**Aim of the exercise**
Copy out all lines that hold "later".

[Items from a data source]
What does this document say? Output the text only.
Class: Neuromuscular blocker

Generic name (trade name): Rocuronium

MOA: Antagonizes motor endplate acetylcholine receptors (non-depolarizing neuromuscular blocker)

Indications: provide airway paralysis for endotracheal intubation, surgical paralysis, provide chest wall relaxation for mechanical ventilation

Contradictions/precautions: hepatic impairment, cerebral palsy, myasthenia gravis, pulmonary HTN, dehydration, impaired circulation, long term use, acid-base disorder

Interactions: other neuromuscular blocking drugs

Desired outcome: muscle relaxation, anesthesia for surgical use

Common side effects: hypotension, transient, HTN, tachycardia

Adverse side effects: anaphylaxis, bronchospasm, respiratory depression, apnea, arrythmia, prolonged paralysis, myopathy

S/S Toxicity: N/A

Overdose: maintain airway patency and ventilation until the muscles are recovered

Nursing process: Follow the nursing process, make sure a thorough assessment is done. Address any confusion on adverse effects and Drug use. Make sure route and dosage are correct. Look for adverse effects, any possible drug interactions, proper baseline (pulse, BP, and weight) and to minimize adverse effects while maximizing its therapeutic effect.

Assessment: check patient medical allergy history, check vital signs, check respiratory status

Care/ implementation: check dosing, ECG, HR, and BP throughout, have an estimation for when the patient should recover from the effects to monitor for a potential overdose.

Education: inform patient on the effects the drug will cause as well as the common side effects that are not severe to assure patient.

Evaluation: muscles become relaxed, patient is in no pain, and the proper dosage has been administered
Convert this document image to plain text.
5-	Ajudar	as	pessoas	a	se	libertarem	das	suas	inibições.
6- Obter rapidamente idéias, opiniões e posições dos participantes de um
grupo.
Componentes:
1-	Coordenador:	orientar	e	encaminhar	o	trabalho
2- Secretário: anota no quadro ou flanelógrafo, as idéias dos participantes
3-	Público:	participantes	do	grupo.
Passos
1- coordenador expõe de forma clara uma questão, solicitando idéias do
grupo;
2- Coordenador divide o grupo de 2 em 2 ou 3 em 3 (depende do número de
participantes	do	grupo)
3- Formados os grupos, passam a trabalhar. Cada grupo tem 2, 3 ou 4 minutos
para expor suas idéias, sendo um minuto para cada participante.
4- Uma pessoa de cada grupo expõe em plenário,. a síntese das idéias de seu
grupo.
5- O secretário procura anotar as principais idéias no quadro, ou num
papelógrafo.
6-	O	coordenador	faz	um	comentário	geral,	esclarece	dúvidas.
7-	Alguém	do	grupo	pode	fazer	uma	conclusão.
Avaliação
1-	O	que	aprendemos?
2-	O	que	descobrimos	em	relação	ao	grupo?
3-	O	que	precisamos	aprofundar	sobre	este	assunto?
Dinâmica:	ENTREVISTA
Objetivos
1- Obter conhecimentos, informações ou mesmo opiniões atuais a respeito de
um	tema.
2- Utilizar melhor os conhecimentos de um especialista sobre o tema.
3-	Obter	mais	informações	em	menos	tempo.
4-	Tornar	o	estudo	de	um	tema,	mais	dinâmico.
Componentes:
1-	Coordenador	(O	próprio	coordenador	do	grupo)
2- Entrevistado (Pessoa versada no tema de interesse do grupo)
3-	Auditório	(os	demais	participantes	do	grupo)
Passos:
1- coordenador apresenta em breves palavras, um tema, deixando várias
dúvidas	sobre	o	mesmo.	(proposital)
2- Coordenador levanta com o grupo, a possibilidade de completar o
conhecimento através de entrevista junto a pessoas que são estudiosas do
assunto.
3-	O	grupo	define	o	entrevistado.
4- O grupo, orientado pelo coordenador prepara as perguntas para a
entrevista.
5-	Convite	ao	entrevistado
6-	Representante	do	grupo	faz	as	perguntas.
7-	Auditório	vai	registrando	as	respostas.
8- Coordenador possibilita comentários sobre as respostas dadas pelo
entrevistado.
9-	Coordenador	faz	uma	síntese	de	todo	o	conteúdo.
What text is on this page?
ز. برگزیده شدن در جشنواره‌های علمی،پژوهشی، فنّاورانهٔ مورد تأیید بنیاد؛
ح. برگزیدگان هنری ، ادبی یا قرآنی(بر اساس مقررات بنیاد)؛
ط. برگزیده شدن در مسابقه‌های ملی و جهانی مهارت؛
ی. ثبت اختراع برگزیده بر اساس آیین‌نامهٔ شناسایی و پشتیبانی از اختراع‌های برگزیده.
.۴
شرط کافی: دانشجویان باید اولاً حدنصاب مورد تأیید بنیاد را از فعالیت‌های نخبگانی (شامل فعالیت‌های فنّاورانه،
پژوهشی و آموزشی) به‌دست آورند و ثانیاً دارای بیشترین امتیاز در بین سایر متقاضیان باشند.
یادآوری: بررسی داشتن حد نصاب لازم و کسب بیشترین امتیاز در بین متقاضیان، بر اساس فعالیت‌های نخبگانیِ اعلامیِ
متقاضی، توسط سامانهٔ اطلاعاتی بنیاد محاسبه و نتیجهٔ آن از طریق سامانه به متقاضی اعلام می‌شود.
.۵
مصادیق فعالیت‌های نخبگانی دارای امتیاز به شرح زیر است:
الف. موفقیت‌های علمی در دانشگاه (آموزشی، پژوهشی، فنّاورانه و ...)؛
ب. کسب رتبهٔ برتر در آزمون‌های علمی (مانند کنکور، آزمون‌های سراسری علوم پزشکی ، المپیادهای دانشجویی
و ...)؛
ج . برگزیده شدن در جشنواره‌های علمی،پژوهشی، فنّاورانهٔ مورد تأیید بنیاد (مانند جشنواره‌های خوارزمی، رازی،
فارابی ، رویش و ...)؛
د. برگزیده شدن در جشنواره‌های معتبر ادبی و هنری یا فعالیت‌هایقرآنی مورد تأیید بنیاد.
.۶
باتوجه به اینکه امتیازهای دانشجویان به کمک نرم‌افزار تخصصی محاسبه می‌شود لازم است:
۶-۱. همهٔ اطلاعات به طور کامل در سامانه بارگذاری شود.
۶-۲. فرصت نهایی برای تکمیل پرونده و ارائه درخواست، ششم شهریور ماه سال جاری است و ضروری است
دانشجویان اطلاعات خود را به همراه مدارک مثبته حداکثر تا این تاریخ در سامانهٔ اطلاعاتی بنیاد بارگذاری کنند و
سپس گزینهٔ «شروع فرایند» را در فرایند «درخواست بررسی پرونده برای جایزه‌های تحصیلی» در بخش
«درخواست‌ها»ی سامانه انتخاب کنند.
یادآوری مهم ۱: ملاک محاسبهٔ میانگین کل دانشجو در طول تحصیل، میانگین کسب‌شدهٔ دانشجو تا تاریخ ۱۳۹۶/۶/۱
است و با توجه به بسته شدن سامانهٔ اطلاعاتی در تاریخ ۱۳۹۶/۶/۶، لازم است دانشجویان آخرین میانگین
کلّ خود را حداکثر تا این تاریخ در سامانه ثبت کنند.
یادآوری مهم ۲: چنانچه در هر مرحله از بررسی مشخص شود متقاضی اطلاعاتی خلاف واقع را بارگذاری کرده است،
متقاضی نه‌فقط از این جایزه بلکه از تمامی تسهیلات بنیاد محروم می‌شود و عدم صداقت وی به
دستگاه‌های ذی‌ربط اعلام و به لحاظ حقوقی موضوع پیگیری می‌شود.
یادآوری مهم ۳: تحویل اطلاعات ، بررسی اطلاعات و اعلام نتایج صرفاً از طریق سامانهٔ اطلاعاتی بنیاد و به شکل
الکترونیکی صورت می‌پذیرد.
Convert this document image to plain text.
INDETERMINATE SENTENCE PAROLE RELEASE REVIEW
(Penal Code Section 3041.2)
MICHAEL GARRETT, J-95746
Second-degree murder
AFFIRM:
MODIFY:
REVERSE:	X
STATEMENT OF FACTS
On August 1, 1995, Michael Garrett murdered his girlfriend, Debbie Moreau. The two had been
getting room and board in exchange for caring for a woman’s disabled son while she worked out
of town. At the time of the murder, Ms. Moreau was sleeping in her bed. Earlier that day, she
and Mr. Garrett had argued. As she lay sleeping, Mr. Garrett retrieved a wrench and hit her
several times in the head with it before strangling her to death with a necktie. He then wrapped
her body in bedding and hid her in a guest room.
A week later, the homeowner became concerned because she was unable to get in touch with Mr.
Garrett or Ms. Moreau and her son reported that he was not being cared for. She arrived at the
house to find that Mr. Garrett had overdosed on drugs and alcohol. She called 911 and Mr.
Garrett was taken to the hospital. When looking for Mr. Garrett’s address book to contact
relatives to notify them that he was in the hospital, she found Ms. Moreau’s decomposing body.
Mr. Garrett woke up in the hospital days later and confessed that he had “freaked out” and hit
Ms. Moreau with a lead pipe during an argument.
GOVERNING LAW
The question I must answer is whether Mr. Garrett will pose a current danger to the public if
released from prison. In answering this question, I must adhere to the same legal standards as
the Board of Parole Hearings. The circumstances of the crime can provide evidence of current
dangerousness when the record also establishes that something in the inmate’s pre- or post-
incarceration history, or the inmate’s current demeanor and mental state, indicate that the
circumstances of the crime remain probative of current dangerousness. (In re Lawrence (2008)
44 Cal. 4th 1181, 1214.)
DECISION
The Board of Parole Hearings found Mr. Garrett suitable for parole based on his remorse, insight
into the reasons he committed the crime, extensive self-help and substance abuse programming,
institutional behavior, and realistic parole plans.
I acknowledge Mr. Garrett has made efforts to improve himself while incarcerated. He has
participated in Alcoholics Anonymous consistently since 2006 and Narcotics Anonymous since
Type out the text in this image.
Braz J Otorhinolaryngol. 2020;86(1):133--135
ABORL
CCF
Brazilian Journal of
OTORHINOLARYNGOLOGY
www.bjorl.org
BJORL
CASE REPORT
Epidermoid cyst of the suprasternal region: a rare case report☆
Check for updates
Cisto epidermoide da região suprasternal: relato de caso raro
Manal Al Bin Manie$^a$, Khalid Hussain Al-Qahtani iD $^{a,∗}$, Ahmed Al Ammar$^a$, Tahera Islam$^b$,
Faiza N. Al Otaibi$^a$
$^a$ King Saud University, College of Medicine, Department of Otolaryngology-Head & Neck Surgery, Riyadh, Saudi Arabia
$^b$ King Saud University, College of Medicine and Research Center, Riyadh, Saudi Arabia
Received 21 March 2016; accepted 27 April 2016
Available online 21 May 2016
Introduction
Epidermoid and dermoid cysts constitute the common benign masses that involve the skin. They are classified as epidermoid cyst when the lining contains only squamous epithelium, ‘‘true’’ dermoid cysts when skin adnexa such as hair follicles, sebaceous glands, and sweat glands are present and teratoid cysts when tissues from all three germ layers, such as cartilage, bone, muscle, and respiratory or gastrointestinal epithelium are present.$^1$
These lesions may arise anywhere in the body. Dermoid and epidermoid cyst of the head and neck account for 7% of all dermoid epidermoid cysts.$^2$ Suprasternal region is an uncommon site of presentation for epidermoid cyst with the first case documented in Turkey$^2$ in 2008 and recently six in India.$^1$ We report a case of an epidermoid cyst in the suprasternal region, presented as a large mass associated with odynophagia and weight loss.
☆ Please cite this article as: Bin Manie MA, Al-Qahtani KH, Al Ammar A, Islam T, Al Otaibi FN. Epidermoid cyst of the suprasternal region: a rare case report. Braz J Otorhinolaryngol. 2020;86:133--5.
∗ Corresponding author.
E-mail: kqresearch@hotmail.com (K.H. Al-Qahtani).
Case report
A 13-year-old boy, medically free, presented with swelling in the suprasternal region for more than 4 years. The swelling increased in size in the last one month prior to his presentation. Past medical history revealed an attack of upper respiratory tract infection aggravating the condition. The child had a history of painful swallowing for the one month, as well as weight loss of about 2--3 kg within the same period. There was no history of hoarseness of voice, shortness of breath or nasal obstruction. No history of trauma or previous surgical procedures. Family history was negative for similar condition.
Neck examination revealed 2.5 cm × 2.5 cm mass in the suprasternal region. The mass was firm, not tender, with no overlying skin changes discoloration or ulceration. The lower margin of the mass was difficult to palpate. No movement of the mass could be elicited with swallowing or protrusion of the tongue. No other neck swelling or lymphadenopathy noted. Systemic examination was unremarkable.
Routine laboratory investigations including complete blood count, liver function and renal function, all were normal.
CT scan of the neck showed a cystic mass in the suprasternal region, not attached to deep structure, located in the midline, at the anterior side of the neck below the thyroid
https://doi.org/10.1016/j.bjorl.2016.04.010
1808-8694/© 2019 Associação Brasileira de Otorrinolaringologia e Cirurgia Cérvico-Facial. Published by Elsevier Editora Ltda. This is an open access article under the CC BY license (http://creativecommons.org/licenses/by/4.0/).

**Response**
A week later, the homeowner became concerned because she was unable to get in touch with Mr.
Mr. Garrett woke up in the hospital days later and confessed that he had “freaked out” and hit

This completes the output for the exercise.